* _Task to carry out_:
Copy out all lines with the word "PowerPoint" in them.
━━━━━━━━━━━━━━━━
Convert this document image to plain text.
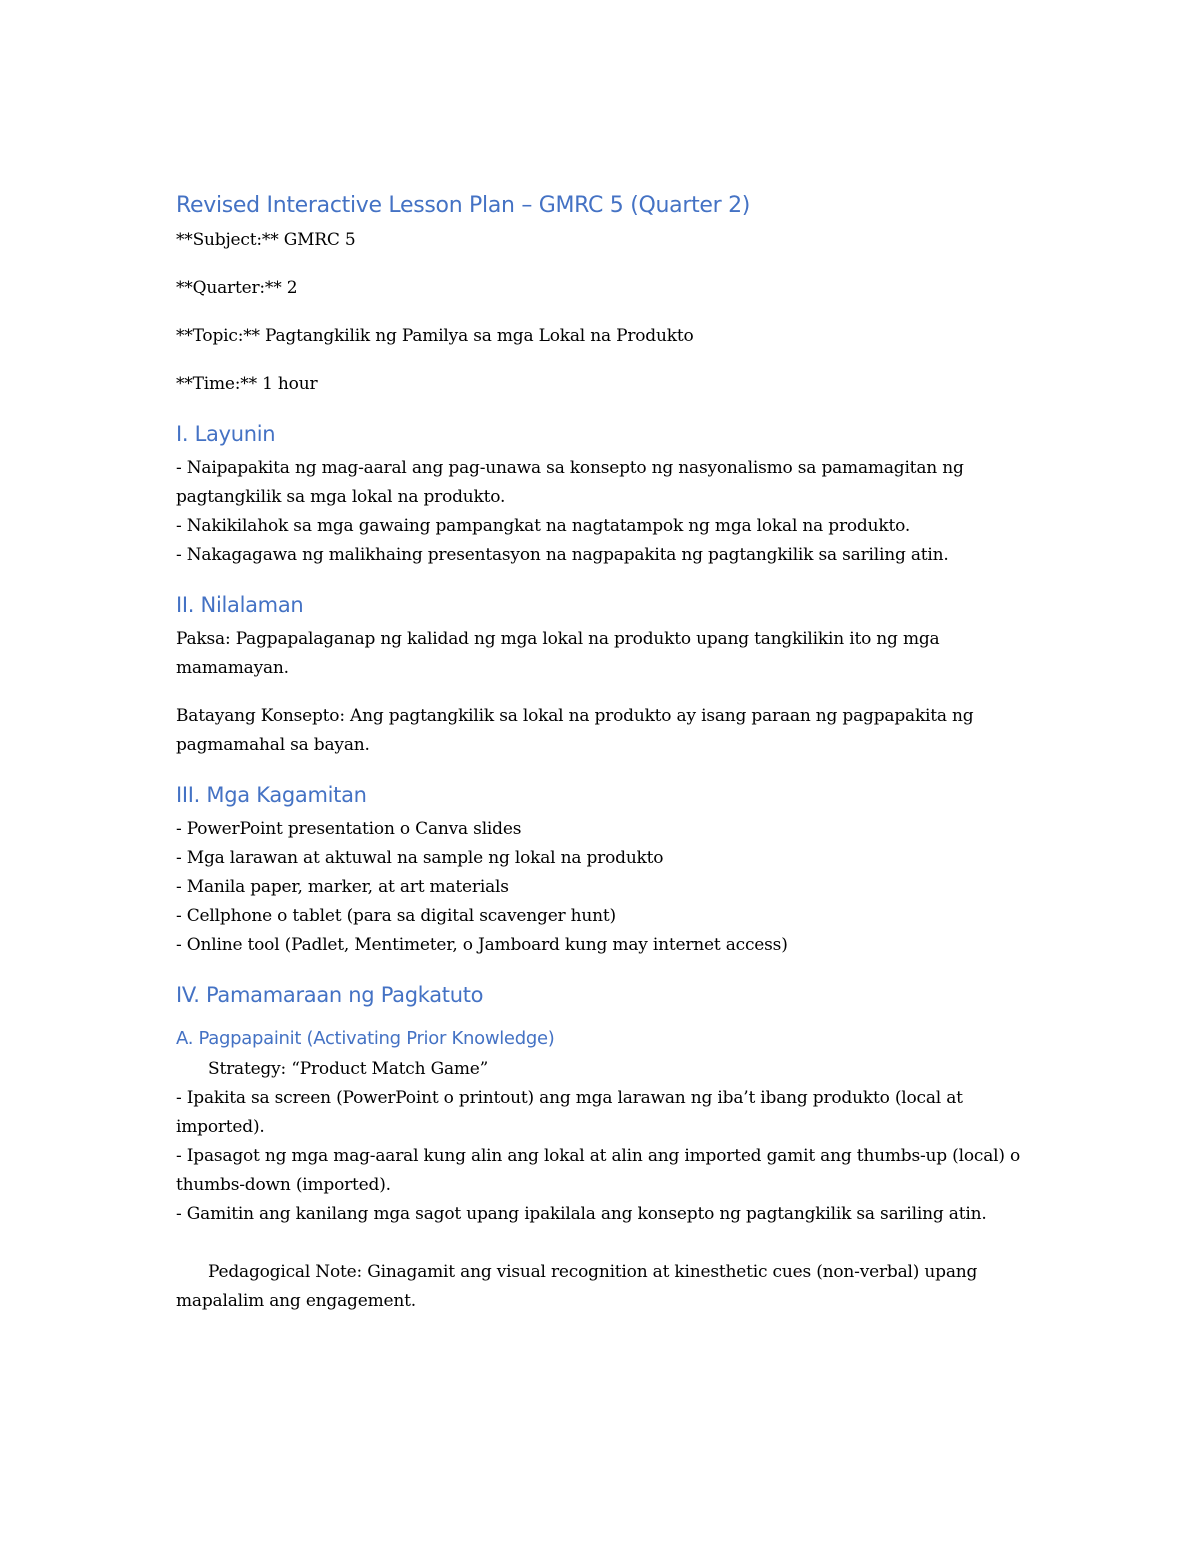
Revised Interactive Lesson Plan – GMRC 5 (Quarter 2)

**Subject:** GMRC 5

**Quarter:** 2

**Topic:** Pagtangkilik ng Pamilya sa mga Lokal na Produkto

**Time:** 1 hour

I. Layunin
- Naipapakita ng mag-aaral ang pag-unawa sa konsepto ng nasyonalismo sa pamamagitan ng pagtangkilik sa mga lokal na produkto.
- Nakikilahok sa mga gawaing pampangkat na nagtatampok ng mga lokal na produkto.
- Nakagagawa ng malikhaing presentasyon na nagpapakita ng pagtangkilik sa sariling atin.
II. Nilalaman

Paksa: Pagpapalaganap ng kalidad ng mga lokal na produkto upang tangkilikin ito ng mga mamamayan.

Batayang Konsepto: Ang pagtangkilik sa lokal na produkto ay isang paraan ng pagpapakita ng pagmamahal sa bayan.

III. Mga Kagamitan
- PowerPoint presentation o Canva slides
- Mga larawan at aktuwal na sample ng lokal na produkto
- Manila paper, marker, at art materials
- Cellphone o tablet (para sa digital scavenger hunt)
- Online tool (Padlet, Mentimeter, o Jamboard kung may internet access)
IV. Pamamaraan ng Pagkatuto
A. Pagpapainit (Activating Prior Knowledge)

Strategy: “Product Match Game”

- Ipakita sa screen (PowerPoint o printout) ang mga larawan ng iba’t ibang produkto (local at imported).
- Ipasagot ng mga mag-aaral kung alin ang lokal at alin ang imported gamit ang thumbs-up (local) o thumbs-down (imported).
- Gamitin ang kanilang mga sagot upang ipakilala ang konsepto ng pagtangkilik sa sariling atin.

Pedagogical Note: Ginagamit ang visual recognition at kinesthetic cues (non-verbal) upang mapalalim ang engagement.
━━━━━━━━━━━━━━━━
* _Reply_:
- PowerPoint presentation o Canva slides
- Ipakita sa screen (PowerPoint o printout) ang mga larawan ng iba’t ibang produkto (local at imported).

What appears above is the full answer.